[Problem to solve]
Go through the entries below and retype them exactly, omitting each picture.
_ _ _ _ _ _ _
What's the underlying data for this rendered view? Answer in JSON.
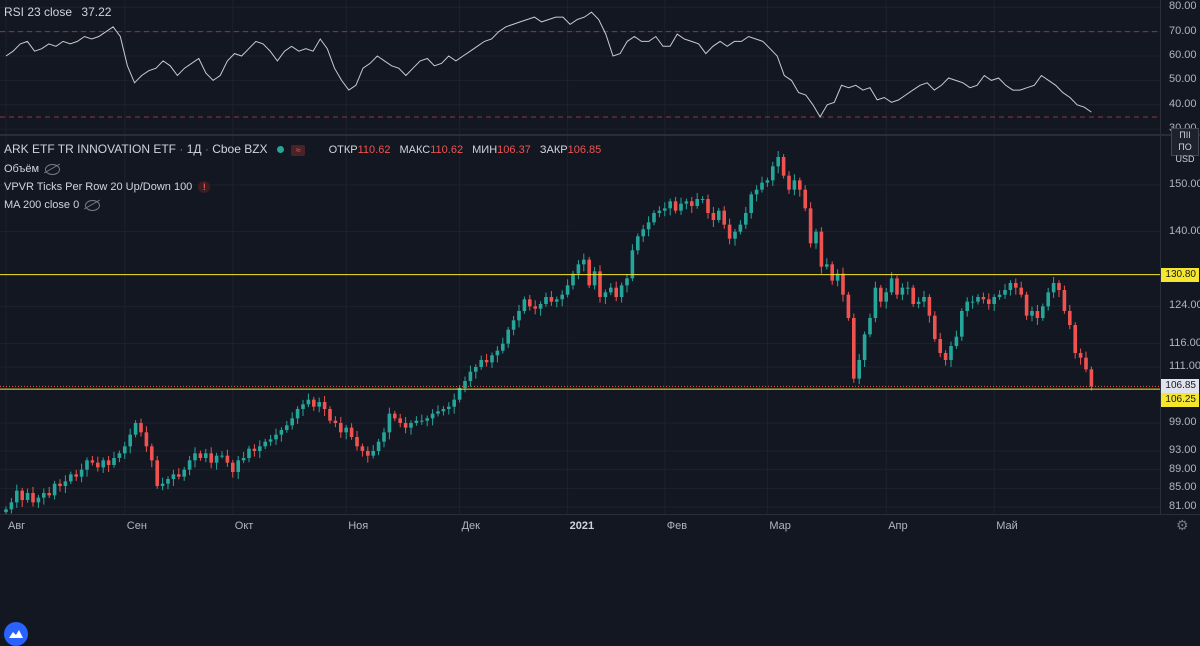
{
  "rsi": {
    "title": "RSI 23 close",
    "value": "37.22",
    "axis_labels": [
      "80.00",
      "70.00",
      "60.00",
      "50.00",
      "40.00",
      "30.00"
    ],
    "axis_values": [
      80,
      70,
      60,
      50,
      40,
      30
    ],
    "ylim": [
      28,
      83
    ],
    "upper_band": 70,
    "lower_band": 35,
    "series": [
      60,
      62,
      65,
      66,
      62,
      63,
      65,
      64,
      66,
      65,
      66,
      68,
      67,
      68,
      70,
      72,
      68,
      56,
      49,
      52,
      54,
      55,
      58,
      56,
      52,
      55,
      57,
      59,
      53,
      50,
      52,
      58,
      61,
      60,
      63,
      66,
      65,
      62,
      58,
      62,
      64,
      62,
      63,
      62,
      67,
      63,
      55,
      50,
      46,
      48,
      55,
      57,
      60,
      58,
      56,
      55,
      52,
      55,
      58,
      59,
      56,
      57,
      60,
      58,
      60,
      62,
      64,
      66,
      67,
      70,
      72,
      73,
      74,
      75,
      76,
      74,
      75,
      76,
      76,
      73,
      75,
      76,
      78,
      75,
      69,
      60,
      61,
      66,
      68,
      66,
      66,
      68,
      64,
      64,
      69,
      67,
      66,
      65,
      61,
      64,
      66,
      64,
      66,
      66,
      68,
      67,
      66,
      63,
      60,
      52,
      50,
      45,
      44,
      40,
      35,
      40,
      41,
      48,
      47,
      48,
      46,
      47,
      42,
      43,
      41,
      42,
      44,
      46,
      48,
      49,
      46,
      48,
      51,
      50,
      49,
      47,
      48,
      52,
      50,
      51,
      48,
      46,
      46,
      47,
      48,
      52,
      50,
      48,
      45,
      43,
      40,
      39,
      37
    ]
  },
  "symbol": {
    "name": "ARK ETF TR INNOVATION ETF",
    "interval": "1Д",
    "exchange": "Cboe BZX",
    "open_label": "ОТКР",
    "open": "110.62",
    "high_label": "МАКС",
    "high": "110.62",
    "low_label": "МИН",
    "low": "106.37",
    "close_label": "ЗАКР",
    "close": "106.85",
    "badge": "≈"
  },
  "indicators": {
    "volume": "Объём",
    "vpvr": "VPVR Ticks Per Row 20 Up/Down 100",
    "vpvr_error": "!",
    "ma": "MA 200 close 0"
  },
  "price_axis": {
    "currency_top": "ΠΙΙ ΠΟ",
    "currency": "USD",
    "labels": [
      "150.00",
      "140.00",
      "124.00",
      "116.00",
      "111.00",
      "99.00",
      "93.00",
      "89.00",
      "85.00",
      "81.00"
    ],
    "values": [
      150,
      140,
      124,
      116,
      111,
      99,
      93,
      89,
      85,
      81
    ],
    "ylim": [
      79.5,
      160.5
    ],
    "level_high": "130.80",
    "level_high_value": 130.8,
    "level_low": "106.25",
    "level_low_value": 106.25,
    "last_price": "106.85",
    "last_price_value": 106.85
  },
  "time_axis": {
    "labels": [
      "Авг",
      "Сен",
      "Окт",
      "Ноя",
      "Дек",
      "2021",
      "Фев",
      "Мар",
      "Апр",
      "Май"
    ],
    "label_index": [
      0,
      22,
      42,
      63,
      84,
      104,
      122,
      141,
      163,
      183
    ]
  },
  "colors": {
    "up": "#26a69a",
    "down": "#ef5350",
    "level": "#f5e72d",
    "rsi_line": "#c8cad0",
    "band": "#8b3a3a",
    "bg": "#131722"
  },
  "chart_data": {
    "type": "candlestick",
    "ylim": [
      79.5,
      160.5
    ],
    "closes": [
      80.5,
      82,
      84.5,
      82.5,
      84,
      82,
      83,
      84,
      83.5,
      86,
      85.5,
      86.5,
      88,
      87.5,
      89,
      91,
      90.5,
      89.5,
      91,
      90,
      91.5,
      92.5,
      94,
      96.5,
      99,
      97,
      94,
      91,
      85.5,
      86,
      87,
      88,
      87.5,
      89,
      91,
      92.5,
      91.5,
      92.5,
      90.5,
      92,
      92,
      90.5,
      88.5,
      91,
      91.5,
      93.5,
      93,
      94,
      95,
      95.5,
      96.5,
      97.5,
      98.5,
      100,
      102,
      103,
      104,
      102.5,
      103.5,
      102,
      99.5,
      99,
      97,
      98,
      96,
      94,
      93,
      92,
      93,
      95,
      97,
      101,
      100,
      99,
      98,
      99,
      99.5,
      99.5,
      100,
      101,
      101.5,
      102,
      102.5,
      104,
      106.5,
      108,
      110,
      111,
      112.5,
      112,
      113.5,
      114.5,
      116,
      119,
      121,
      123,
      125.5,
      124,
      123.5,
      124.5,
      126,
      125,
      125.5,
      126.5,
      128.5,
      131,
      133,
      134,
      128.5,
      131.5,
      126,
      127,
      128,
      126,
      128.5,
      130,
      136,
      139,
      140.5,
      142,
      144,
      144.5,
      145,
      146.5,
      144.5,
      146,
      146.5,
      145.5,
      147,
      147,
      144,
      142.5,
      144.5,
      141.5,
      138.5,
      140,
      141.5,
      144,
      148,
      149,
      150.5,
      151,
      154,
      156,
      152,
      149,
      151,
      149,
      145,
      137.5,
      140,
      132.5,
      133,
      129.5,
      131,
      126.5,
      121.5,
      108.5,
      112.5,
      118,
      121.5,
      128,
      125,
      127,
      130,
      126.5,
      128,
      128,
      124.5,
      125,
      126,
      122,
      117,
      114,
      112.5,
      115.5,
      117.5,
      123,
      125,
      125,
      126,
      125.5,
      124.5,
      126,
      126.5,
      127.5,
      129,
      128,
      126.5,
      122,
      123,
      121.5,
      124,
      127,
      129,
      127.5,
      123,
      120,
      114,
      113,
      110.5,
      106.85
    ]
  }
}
_ _ _ _ _ _ _
[Task output]
What's the underlying data for this rendered view? Answer in JSON.
{
  "rsi": {
    "title": "RSI 23 close",
    "value": "37.22",
    "axis_labels": [
      "80.00",
      "70.00",
      "60.00",
      "50.00",
      "40.00",
      "30.00"
    ],
    "axis_values": [
      80,
      70,
      60,
      50,
      40,
      30
    ],
    "ylim": [
      28,
      83
    ],
    "upper_band": 70,
    "lower_band": 35,
    "series": [
      60,
      62,
      65,
      66,
      62,
      63,
      65,
      64,
      66,
      65,
      66,
      68,
      67,
      68,
      70,
      72,
      68,
      56,
      49,
      52,
      54,
      55,
      58,
      56,
      52,
      55,
      57,
      59,
      53,
      50,
      52,
      58,
      61,
      60,
      63,
      66,
      65,
      62,
      58,
      62,
      64,
      62,
      63,
      62,
      67,
      63,
      55,
      50,
      46,
      48,
      55,
      57,
      60,
      58,
      56,
      55,
      52,
      55,
      58,
      59,
      56,
      57,
      60,
      58,
      60,
      62,
      64,
      66,
      67,
      70,
      72,
      73,
      74,
      75,
      76,
      74,
      75,
      76,
      76,
      73,
      75,
      76,
      78,
      75,
      69,
      60,
      61,
      66,
      68,
      66,
      66,
      68,
      64,
      64,
      69,
      67,
      66,
      65,
      61,
      64,
      66,
      64,
      66,
      66,
      68,
      67,
      66,
      63,
      60,
      52,
      50,
      45,
      44,
      40,
      35,
      40,
      41,
      48,
      47,
      48,
      46,
      47,
      42,
      43,
      41,
      42,
      44,
      46,
      48,
      49,
      46,
      48,
      51,
      50,
      49,
      47,
      48,
      52,
      50,
      51,
      48,
      46,
      46,
      47,
      48,
      52,
      50,
      48,
      45,
      43,
      40,
      39,
      37
    ]
  },
  "symbol": {
    "name": "ARK ETF TR INNOVATION ETF",
    "interval": "1Д",
    "exchange": "Cboe BZX",
    "open_label": "ОТКР",
    "open": "110.62",
    "high_label": "МАКС",
    "high": "110.62",
    "low_label": "МИН",
    "low": "106.37",
    "close_label": "ЗАКР",
    "close": "106.85",
    "badge": "≈"
  },
  "indicators": {
    "volume": "Объём",
    "vpvr": "VPVR Ticks Per Row 20 Up/Down 100",
    "vpvr_error": "!",
    "ma": "MA 200 close 0"
  },
  "price_axis": {
    "currency_top": "ΠΙΙ ΠΟ",
    "currency": "USD",
    "labels": [
      "150.00",
      "140.00",
      "124.00",
      "116.00",
      "111.00",
      "99.00",
      "93.00",
      "89.00",
      "85.00",
      "81.00"
    ],
    "values": [
      150,
      140,
      124,
      116,
      111,
      99,
      93,
      89,
      85,
      81
    ],
    "ylim": [
      79.5,
      160.5
    ],
    "level_high": "130.80",
    "level_high_value": 130.8,
    "level_low": "106.25",
    "level_low_value": 106.25,
    "last_price": "106.85",
    "last_price_value": 106.85
  },
  "time_axis": {
    "labels": [
      "Авг",
      "Сен",
      "Окт",
      "Ноя",
      "Дек",
      "2021",
      "Фев",
      "Мар",
      "Апр",
      "Май"
    ],
    "label_index": [
      0,
      22,
      42,
      63,
      84,
      104,
      122,
      141,
      163,
      183
    ]
  },
  "colors": {
    "up": "#26a69a",
    "down": "#ef5350",
    "level": "#f5e72d",
    "rsi_line": "#c8cad0",
    "band": "#8b3a3a",
    "bg": "#131722"
  },
  "chart_data": {
    "type": "candlestick",
    "ylim": [
      79.5,
      160.5
    ],
    "closes": [
      80.5,
      82,
      84.5,
      82.5,
      84,
      82,
      83,
      84,
      83.5,
      86,
      85.5,
      86.5,
      88,
      87.5,
      89,
      91,
      90.5,
      89.5,
      91,
      90,
      91.5,
      92.5,
      94,
      96.5,
      99,
      97,
      94,
      91,
      85.5,
      86,
      87,
      88,
      87.5,
      89,
      91,
      92.5,
      91.5,
      92.5,
      90.5,
      92,
      92,
      90.5,
      88.5,
      91,
      91.5,
      93.5,
      93,
      94,
      95,
      95.5,
      96.5,
      97.5,
      98.5,
      100,
      102,
      103,
      104,
      102.5,
      103.5,
      102,
      99.5,
      99,
      97,
      98,
      96,
      94,
      93,
      92,
      93,
      95,
      97,
      101,
      100,
      99,
      98,
      99,
      99.5,
      99.5,
      100,
      101,
      101.5,
      102,
      102.5,
      104,
      106.5,
      108,
      110,
      111,
      112.5,
      112,
      113.5,
      114.5,
      116,
      119,
      121,
      123,
      125.5,
      124,
      123.5,
      124.5,
      126,
      125,
      125.5,
      126.5,
      128.5,
      131,
      133,
      134,
      128.5,
      131.5,
      126,
      127,
      128,
      126,
      128.5,
      130,
      136,
      139,
      140.5,
      142,
      144,
      144.5,
      145,
      146.5,
      144.5,
      146,
      146.5,
      145.5,
      147,
      147,
      144,
      142.5,
      144.5,
      141.5,
      138.5,
      140,
      141.5,
      144,
      148,
      149,
      150.5,
      151,
      154,
      156,
      152,
      149,
      151,
      149,
      145,
      137.5,
      140,
      132.5,
      133,
      129.5,
      131,
      126.5,
      121.5,
      108.5,
      112.5,
      118,
      121.5,
      128,
      125,
      127,
      130,
      126.5,
      128,
      128,
      124.5,
      125,
      126,
      122,
      117,
      114,
      112.5,
      115.5,
      117.5,
      123,
      125,
      125,
      126,
      125.5,
      124.5,
      126,
      126.5,
      127.5,
      129,
      128,
      126.5,
      122,
      123,
      121.5,
      124,
      127,
      129,
      127.5,
      123,
      120,
      114,
      113,
      110.5,
      106.85
    ]
  }
}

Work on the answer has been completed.